§ Directions for this task: Could you write out every record below exactly, leaving out any pictures?

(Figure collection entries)
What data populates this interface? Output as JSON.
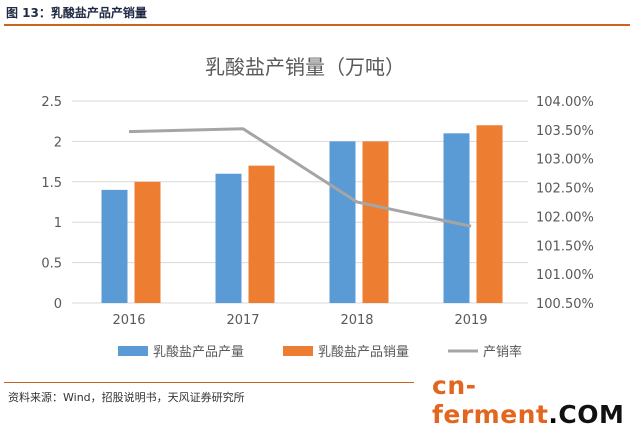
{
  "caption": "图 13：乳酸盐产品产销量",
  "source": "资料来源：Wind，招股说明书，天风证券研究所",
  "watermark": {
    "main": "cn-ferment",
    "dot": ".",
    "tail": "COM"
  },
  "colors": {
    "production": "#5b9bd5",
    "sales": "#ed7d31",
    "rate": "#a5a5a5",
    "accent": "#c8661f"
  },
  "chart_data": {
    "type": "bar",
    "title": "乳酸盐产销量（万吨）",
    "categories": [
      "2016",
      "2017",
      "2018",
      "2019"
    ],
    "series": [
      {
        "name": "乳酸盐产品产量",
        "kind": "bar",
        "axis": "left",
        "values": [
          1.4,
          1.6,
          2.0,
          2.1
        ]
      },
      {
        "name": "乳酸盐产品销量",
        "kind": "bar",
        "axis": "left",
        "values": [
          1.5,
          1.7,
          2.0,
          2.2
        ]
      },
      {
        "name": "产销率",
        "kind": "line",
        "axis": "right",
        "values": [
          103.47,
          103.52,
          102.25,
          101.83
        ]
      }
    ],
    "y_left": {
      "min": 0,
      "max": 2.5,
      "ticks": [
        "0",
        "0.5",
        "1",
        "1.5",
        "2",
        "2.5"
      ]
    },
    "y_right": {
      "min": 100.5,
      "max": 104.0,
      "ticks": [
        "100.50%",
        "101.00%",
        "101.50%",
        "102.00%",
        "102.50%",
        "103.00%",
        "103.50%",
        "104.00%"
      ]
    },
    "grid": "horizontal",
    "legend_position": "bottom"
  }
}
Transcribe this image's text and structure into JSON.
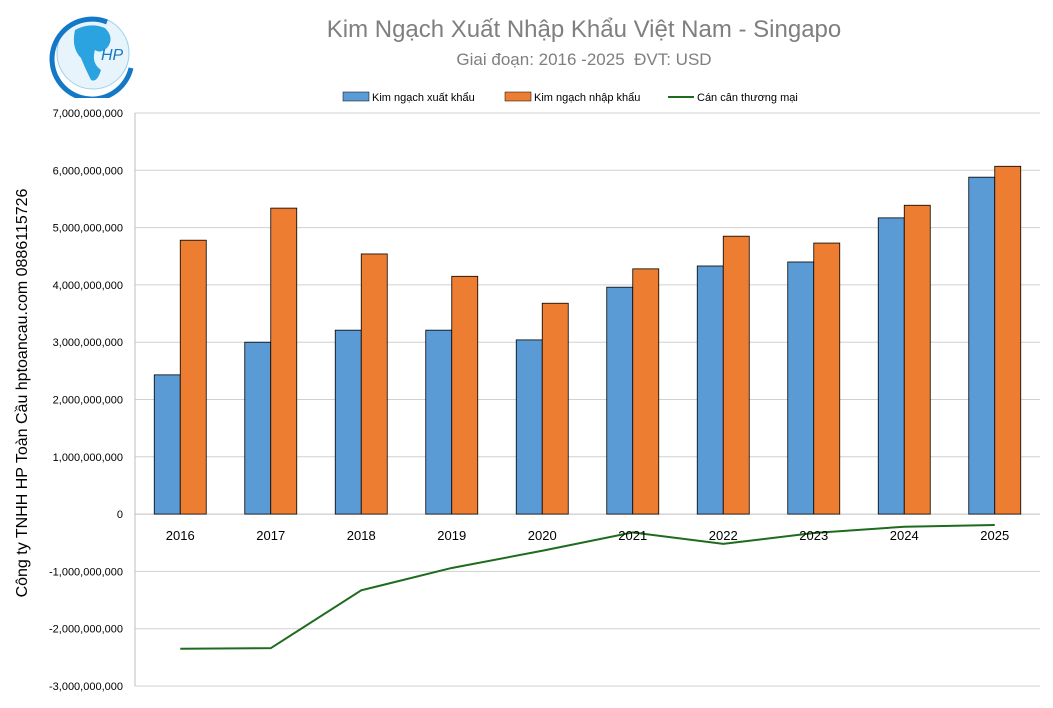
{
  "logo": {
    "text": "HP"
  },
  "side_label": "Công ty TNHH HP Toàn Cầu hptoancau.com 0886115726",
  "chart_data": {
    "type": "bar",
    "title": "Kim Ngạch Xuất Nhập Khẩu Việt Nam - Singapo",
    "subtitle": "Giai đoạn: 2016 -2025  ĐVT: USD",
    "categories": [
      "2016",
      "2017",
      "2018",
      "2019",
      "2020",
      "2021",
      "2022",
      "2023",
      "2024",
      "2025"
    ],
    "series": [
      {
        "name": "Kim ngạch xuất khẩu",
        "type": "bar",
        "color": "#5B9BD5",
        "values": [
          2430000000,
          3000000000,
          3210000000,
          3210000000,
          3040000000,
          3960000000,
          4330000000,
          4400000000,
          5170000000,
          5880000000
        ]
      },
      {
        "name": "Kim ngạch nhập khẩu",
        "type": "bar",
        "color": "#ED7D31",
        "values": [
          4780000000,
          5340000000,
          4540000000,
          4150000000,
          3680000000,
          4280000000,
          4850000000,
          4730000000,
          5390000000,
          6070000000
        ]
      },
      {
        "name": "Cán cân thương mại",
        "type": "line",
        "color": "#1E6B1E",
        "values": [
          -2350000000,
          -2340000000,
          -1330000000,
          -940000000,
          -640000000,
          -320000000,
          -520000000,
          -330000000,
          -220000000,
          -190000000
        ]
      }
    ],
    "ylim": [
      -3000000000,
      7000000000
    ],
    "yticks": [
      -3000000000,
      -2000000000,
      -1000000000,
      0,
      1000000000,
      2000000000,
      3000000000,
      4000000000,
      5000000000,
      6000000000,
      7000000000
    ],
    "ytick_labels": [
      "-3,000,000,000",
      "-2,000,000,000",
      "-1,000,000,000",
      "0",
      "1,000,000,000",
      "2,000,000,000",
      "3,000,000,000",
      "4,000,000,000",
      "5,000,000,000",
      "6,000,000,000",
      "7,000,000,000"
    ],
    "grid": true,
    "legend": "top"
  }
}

§ Solution to this problem:
What data populates this interface? Output as JSON.
{
  "caption": "图 13：乳酸盐产品产销量",
  "source": "资料来源：Wind，招股说明书，天风证券研究所",
  "watermark": {
    "main": "cn-ferment",
    "dot": ".",
    "tail": "COM"
  },
  "colors": {
    "production": "#5b9bd5",
    "sales": "#ed7d31",
    "rate": "#a5a5a5",
    "accent": "#c8661f"
  },
  "chart_data": {
    "type": "bar",
    "title": "乳酸盐产销量（万吨）",
    "categories": [
      "2016",
      "2017",
      "2018",
      "2019"
    ],
    "series": [
      {
        "name": "乳酸盐产品产量",
        "kind": "bar",
        "axis": "left",
        "values": [
          1.4,
          1.6,
          2.0,
          2.1
        ]
      },
      {
        "name": "乳酸盐产品销量",
        "kind": "bar",
        "axis": "left",
        "values": [
          1.5,
          1.7,
          2.0,
          2.2
        ]
      },
      {
        "name": "产销率",
        "kind": "line",
        "axis": "right",
        "values": [
          103.47,
          103.52,
          102.25,
          101.83
        ]
      }
    ],
    "y_left": {
      "min": 0,
      "max": 2.5,
      "ticks": [
        "0",
        "0.5",
        "1",
        "1.5",
        "2",
        "2.5"
      ]
    },
    "y_right": {
      "min": 100.5,
      "max": 104.0,
      "ticks": [
        "100.50%",
        "101.00%",
        "101.50%",
        "102.00%",
        "102.50%",
        "103.00%",
        "103.50%",
        "104.00%"
      ]
    },
    "grid": "horizontal",
    "legend_position": "bottom"
  }
}
Transcribe this image's text and structure into JSON.
{
  "logo": {
    "text": "HP"
  },
  "side_label": "Công ty TNHH HP Toàn Cầu hptoancau.com 0886115726",
  "chart_data": {
    "type": "bar",
    "title": "Kim Ngạch Xuất Nhập Khẩu Việt Nam - Singapo",
    "subtitle": "Giai đoạn: 2016 -2025  ĐVT: USD",
    "categories": [
      "2016",
      "2017",
      "2018",
      "2019",
      "2020",
      "2021",
      "2022",
      "2023",
      "2024",
      "2025"
    ],
    "series": [
      {
        "name": "Kim ngạch xuất khẩu",
        "type": "bar",
        "color": "#5B9BD5",
        "values": [
          2430000000,
          3000000000,
          3210000000,
          3210000000,
          3040000000,
          3960000000,
          4330000000,
          4400000000,
          5170000000,
          5880000000
        ]
      },
      {
        "name": "Kim ngạch nhập khẩu",
        "type": "bar",
        "color": "#ED7D31",
        "values": [
          4780000000,
          5340000000,
          4540000000,
          4150000000,
          3680000000,
          4280000000,
          4850000000,
          4730000000,
          5390000000,
          6070000000
        ]
      },
      {
        "name": "Cán cân thương mại",
        "type": "line",
        "color": "#1E6B1E",
        "values": [
          -2350000000,
          -2340000000,
          -1330000000,
          -940000000,
          -640000000,
          -320000000,
          -520000000,
          -330000000,
          -220000000,
          -190000000
        ]
      }
    ],
    "ylim": [
      -3000000000,
      7000000000
    ],
    "yticks": [
      -3000000000,
      -2000000000,
      -1000000000,
      0,
      1000000000,
      2000000000,
      3000000000,
      4000000000,
      5000000000,
      6000000000,
      7000000000
    ],
    "ytick_labels": [
      "-3,000,000,000",
      "-2,000,000,000",
      "-1,000,000,000",
      "0",
      "1,000,000,000",
      "2,000,000,000",
      "3,000,000,000",
      "4,000,000,000",
      "5,000,000,000",
      "6,000,000,000",
      "7,000,000,000"
    ],
    "grid": true,
    "legend": "top"
  }
}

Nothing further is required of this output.